REQUIRED TASK: Check every line below for the word "Veicoli" and show those that hold it.

THE RECORDS:
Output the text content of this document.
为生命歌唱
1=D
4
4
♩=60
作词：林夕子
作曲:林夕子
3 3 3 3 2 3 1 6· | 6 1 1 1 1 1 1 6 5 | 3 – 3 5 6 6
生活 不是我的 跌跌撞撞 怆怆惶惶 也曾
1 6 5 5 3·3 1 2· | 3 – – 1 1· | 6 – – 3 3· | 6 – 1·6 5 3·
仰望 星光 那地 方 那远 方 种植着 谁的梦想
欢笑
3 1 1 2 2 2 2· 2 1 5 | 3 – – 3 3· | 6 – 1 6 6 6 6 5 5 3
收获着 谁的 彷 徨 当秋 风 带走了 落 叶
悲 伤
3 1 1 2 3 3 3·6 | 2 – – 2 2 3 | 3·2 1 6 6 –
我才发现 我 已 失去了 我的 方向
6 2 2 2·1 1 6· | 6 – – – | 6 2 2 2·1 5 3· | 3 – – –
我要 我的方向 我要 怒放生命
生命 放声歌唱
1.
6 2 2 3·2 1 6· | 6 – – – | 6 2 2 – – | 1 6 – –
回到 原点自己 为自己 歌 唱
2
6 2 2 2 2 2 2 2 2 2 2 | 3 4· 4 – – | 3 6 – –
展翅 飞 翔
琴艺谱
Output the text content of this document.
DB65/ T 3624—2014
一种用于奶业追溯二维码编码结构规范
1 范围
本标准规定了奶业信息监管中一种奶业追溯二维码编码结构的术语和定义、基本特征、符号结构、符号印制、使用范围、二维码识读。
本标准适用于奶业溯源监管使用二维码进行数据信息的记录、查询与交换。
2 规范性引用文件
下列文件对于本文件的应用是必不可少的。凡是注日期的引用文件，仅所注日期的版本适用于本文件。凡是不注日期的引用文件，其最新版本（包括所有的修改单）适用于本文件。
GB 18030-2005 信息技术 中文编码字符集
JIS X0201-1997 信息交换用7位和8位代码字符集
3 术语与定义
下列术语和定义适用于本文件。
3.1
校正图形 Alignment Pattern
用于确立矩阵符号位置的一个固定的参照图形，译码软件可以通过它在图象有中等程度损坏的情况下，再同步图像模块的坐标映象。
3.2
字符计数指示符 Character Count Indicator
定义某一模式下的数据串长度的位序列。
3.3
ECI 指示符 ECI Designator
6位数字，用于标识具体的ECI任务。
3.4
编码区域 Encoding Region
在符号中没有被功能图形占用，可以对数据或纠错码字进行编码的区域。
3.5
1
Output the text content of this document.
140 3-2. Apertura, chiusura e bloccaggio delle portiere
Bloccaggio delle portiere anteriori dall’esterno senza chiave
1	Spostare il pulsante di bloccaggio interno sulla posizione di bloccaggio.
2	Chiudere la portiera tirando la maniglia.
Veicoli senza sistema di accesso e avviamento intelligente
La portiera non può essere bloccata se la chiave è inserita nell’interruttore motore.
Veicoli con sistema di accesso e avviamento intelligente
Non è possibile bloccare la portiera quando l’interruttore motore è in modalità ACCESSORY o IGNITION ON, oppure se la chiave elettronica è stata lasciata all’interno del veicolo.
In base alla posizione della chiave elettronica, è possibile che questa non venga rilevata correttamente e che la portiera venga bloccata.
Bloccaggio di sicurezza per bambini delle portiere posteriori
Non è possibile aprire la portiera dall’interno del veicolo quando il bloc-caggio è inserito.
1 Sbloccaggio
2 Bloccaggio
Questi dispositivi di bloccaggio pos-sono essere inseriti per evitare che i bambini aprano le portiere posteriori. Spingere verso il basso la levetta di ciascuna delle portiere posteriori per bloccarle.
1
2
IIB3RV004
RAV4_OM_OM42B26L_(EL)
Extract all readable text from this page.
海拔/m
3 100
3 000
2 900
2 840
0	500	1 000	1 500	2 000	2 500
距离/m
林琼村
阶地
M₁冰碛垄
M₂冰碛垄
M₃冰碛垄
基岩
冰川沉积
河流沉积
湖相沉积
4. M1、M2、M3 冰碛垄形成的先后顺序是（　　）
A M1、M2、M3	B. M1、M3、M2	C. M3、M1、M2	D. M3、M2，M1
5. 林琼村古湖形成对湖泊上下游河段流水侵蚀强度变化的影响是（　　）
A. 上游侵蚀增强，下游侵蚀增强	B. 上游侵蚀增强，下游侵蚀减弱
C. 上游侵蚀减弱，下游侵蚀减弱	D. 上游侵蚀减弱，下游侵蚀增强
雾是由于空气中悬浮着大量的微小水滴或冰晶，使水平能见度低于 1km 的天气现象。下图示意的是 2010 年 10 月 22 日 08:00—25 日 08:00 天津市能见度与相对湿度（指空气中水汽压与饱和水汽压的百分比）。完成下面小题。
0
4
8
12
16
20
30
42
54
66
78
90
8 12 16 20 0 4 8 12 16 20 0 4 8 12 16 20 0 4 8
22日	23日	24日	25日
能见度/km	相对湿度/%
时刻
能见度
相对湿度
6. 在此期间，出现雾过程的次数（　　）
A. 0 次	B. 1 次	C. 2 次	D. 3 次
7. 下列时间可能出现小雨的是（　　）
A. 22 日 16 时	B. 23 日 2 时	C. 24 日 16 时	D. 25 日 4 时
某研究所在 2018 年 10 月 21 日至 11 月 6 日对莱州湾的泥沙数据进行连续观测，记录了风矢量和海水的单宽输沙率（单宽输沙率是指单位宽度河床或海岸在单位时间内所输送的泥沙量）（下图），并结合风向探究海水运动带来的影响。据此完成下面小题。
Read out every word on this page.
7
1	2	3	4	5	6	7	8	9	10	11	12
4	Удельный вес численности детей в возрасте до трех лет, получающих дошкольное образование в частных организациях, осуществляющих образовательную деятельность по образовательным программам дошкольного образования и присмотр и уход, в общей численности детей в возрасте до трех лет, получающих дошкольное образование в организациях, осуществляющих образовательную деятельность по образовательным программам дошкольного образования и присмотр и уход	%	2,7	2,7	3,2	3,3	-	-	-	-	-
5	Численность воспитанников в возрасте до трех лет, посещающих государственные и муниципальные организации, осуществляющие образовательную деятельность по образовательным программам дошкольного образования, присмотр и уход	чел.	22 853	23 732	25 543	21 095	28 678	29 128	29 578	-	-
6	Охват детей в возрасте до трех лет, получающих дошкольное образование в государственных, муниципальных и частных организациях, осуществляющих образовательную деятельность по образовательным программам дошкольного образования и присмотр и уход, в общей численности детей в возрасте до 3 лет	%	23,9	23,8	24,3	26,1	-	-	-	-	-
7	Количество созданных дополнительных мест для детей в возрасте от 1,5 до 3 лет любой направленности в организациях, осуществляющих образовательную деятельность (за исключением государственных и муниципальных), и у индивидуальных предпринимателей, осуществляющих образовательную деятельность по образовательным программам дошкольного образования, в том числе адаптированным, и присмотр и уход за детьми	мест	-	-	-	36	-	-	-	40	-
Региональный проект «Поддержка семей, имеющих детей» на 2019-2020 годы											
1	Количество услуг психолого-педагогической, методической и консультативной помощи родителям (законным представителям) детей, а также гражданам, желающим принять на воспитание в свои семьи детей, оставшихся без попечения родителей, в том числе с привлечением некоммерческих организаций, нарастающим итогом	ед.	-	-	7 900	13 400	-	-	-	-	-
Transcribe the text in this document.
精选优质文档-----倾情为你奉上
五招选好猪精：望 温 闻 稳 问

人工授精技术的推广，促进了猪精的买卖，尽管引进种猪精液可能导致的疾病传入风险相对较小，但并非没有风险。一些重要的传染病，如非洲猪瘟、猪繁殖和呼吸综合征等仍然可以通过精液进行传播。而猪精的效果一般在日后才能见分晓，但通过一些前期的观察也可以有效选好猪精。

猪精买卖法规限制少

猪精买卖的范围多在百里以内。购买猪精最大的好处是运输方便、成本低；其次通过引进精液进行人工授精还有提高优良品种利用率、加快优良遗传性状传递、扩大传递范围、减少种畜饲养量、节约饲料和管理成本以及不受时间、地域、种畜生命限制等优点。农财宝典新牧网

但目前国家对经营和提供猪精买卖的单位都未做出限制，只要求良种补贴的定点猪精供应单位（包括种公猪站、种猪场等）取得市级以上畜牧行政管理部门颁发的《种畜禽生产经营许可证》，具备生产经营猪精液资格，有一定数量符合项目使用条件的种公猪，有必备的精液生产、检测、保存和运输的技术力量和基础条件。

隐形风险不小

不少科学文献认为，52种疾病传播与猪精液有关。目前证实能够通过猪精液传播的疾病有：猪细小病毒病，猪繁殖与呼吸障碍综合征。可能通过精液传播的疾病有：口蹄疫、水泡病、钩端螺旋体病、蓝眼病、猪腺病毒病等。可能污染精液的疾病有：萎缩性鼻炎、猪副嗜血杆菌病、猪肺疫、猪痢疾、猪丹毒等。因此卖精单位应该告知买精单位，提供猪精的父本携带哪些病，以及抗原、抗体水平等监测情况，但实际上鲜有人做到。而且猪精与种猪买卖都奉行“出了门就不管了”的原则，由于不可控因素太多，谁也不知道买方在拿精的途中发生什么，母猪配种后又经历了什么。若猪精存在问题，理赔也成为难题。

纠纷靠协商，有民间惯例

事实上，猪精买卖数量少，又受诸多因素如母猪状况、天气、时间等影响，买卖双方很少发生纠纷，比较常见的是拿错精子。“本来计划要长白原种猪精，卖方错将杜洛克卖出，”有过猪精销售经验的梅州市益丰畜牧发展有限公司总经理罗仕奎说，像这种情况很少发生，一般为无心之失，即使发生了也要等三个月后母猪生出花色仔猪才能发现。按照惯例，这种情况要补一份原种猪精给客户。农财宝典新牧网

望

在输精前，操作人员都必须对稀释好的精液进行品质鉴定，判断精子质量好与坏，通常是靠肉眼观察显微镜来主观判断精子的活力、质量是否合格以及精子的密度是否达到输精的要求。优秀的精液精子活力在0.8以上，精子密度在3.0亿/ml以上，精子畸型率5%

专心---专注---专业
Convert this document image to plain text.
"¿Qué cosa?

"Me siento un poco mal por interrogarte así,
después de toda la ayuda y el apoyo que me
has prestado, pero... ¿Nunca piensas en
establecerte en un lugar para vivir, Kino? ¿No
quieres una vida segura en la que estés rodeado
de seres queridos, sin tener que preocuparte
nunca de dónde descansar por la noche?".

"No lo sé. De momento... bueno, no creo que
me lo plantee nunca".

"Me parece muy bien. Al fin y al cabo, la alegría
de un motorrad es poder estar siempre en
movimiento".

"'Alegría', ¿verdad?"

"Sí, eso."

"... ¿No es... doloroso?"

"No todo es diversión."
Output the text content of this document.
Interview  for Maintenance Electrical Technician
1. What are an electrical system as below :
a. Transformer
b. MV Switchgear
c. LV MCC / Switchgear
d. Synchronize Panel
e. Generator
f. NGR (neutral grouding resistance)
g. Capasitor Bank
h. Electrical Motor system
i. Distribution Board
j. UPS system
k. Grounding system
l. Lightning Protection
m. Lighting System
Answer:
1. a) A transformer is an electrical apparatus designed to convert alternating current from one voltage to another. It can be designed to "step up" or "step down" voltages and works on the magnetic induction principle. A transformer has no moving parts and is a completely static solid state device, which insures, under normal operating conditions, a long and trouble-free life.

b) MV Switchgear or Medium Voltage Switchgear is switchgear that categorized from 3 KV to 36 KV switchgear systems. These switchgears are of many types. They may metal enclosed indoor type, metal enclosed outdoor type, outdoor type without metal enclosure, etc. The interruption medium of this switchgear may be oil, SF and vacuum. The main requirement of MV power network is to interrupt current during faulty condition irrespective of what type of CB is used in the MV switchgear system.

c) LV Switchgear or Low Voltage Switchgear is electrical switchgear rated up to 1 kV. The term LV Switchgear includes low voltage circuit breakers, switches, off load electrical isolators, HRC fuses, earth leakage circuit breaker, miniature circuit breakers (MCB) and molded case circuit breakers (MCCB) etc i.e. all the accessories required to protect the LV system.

RIGHT ANSWER:
Veicoli senza sistema di accesso e avviamento intelligente
Veicoli con sistema di accesso e avviamento intelligente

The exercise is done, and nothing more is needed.